━━━━━ Data section ━━━━━

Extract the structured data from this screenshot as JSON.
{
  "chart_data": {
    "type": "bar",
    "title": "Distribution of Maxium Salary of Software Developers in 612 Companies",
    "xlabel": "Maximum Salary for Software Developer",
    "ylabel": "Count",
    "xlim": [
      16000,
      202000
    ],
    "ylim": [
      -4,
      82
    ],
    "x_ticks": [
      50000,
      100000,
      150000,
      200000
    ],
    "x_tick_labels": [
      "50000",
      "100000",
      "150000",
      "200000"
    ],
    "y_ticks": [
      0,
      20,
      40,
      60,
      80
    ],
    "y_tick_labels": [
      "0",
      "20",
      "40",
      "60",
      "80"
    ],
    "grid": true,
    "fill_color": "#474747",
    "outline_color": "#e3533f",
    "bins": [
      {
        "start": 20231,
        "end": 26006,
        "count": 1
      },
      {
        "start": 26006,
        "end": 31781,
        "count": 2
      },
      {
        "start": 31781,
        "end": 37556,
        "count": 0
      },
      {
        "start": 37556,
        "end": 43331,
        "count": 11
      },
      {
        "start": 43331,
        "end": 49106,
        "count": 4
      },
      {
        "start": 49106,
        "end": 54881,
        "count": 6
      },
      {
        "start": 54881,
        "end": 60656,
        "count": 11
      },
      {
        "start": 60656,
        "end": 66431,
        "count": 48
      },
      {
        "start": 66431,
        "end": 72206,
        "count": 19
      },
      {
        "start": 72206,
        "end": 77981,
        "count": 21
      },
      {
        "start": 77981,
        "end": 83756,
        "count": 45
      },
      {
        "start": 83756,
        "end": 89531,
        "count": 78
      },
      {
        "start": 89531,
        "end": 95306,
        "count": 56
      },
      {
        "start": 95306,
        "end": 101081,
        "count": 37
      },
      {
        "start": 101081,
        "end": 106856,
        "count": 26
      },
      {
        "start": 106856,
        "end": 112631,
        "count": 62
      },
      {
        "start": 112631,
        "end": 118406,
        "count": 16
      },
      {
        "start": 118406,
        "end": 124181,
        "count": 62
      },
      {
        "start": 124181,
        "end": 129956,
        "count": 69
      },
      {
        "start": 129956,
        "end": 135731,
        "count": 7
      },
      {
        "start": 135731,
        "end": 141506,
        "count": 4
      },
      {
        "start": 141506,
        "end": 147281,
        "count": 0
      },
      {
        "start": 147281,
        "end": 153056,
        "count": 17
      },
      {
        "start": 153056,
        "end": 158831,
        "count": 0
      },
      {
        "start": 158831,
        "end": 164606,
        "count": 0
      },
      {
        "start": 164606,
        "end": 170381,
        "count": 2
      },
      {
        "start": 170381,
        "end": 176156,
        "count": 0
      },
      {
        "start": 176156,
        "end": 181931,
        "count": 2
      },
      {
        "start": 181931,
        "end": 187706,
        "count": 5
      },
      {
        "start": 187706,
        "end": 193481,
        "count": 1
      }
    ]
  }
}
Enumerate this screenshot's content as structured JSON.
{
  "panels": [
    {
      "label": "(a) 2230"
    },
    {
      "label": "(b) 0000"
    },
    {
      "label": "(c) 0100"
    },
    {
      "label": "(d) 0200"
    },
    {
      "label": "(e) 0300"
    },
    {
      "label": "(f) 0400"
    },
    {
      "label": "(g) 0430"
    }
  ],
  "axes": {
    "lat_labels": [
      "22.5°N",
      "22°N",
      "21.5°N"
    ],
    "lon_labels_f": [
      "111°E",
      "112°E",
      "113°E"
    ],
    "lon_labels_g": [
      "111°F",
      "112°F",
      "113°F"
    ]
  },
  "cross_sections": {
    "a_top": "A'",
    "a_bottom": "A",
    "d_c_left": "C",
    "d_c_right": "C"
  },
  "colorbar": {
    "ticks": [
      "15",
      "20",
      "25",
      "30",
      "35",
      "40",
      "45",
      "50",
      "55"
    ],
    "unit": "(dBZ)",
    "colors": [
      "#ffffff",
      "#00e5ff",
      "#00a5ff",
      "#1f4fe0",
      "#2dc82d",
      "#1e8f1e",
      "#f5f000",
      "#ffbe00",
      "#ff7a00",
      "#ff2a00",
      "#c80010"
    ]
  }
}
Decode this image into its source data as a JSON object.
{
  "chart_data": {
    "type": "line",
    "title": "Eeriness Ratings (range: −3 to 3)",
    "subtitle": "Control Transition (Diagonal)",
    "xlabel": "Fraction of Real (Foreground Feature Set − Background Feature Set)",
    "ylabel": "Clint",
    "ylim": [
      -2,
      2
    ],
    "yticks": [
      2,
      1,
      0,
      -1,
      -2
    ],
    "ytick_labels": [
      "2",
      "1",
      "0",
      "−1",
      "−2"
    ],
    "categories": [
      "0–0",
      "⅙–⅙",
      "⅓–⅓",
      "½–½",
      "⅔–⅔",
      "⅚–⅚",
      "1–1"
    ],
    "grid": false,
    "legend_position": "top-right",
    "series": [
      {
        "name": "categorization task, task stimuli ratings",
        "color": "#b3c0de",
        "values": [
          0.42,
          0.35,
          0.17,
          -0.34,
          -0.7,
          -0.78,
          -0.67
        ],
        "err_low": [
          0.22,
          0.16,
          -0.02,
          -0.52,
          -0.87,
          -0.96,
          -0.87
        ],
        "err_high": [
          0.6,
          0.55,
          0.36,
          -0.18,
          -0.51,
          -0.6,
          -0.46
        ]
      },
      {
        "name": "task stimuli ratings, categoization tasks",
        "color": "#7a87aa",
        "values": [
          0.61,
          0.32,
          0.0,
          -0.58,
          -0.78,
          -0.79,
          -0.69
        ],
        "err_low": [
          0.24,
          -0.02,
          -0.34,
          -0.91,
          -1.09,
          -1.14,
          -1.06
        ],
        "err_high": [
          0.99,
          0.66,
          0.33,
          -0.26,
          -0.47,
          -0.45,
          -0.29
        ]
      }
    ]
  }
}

━━━━━

Reproduce every line above without error.

§ **Answer to the exercise**
Extract the structured data from this screenshot as JSON.
{
  "chart_data": {
    "type": "bar",
    "title": "Distribution of Maxium Salary of Software Developers in 612 Companies",
    "xlabel": "Maximum Salary for Software Developer",
    "ylabel": "Count",
    "xlim": [
      16000,
      202000
    ],
    "ylim": [
      -4,
      82
    ],
    "x_ticks": [
      50000,
      100000,
      150000,
      200000
    ],
    "x_tick_labels": [
      "50000",
      "100000",
      "150000",
      "200000"
    ],
    "y_ticks": [
      0,
      20,
      40,
      60,
      80
    ],
    "y_tick_labels": [
      "0",
      "20",
      "40",
      "60",
      "80"
    ],
    "grid": true,
    "fill_color": "#474747",
    "outline_color": "#e3533f",
    "bins": [
      {
        "start": 20231,
        "end": 26006,
        "count": 1
      },
      {
        "start": 26006,
        "end": 31781,
        "count": 2
      },
      {
        "start": 31781,
        "end": 37556,
        "count": 0
      },
      {
        "start": 37556,
        "end": 43331,
        "count": 11
      },
      {
        "start": 43331,
        "end": 49106,
        "count": 4
      },
      {
        "start": 49106,
        "end": 54881,
        "count": 6
      },
      {
        "start": 54881,
        "end": 60656,
        "count": 11
      },
      {
        "start": 60656,
        "end": 66431,
        "count": 48
      },
      {
        "start": 66431,
        "end": 72206,
        "count": 19
      },
      {
        "start": 72206,
        "end": 77981,
        "count": 21
      },
      {
        "start": 77981,
        "end": 83756,
        "count": 45
      },
      {
        "start": 83756,
        "end": 89531,
        "count": 78
      },
      {
        "start": 89531,
        "end": 95306,
        "count": 56
      },
      {
        "start": 95306,
        "end": 101081,
        "count": 37
      },
      {
        "start": 101081,
        "end": 106856,
        "count": 26
      },
      {
        "start": 106856,
        "end": 112631,
        "count": 62
      },
      {
        "start": 112631,
        "end": 118406,
        "count": 16
      },
      {
        "start": 118406,
        "end": 124181,
        "count": 62
      },
      {
        "start": 124181,
        "end": 129956,
        "count": 69
      },
      {
        "start": 129956,
        "end": 135731,
        "count": 7
      },
      {
        "start": 135731,
        "end": 141506,
        "count": 4
      },
      {
        "start": 141506,
        "end": 147281,
        "count": 0
      },
      {
        "start": 147281,
        "end": 153056,
        "count": 17
      },
      {
        "start": 153056,
        "end": 158831,
        "count": 0
      },
      {
        "start": 158831,
        "end": 164606,
        "count": 0
      },
      {
        "start": 164606,
        "end": 170381,
        "count": 2
      },
      {
        "start": 170381,
        "end": 176156,
        "count": 0
      },
      {
        "start": 176156,
        "end": 181931,
        "count": 2
      },
      {
        "start": 181931,
        "end": 187706,
        "count": 5
      },
      {
        "start": 187706,
        "end": 193481,
        "count": 1
      }
    ]
  }
}
Enumerate this screenshot's content as structured JSON.
{
  "panels": [
    {
      "label": "(a) 2230"
    },
    {
      "label": "(b) 0000"
    },
    {
      "label": "(c) 0100"
    },
    {
      "label": "(d) 0200"
    },
    {
      "label": "(e) 0300"
    },
    {
      "label": "(f) 0400"
    },
    {
      "label": "(g) 0430"
    }
  ],
  "axes": {
    "lat_labels": [
      "22.5°N",
      "22°N",
      "21.5°N"
    ],
    "lon_labels_f": [
      "111°E",
      "112°E",
      "113°E"
    ],
    "lon_labels_g": [
      "111°F",
      "112°F",
      "113°F"
    ]
  },
  "cross_sections": {
    "a_top": "A'",
    "a_bottom": "A",
    "d_c_left": "C",
    "d_c_right": "C"
  },
  "colorbar": {
    "ticks": [
      "15",
      "20",
      "25",
      "30",
      "35",
      "40",
      "45",
      "50",
      "55"
    ],
    "unit": "(dBZ)",
    "colors": [
      "#ffffff",
      "#00e5ff",
      "#00a5ff",
      "#1f4fe0",
      "#2dc82d",
      "#1e8f1e",
      "#f5f000",
      "#ffbe00",
      "#ff7a00",
      "#ff2a00",
      "#c80010"
    ]
  }
}
Decode this image into its source data as a JSON object.
{
  "chart_data": {
    "type": "line",
    "title": "Eeriness Ratings (range: −3 to 3)",
    "subtitle": "Control Transition (Diagonal)",
    "xlabel": "Fraction of Real (Foreground Feature Set − Background Feature Set)",
    "ylabel": "Clint",
    "ylim": [
      -2,
      2
    ],
    "yticks": [
      2,
      1,
      0,
      -1,
      -2
    ],
    "ytick_labels": [
      "2",
      "1",
      "0",
      "−1",
      "−2"
    ],
    "categories": [
      "0–0",
      "⅙–⅙",
      "⅓–⅓",
      "½–½",
      "⅔–⅔",
      "⅚–⅚",
      "1–1"
    ],
    "grid": false,
    "legend_position": "top-right",
    "series": [
      {
        "name": "categorization task, task stimuli ratings",
        "color": "#b3c0de",
        "values": [
          0.42,
          0.35,
          0.17,
          -0.34,
          -0.7,
          -0.78,
          -0.67
        ],
        "err_low": [
          0.22,
          0.16,
          -0.02,
          -0.52,
          -0.87,
          -0.96,
          -0.87
        ],
        "err_high": [
          0.6,
          0.55,
          0.36,
          -0.18,
          -0.51,
          -0.6,
          -0.46
        ]
      },
      {
        "name": "task stimuli ratings, categoization tasks",
        "color": "#7a87aa",
        "values": [
          0.61,
          0.32,
          0.0,
          -0.58,
          -0.78,
          -0.79,
          -0.69
        ],
        "err_low": [
          0.24,
          -0.02,
          -0.34,
          -0.91,
          -1.09,
          -1.14,
          -1.06
        ],
        "err_high": [
          0.99,
          0.66,
          0.33,
          -0.26,
          -0.47,
          -0.45,
          -0.29
        ]
      }
    ]
  }
}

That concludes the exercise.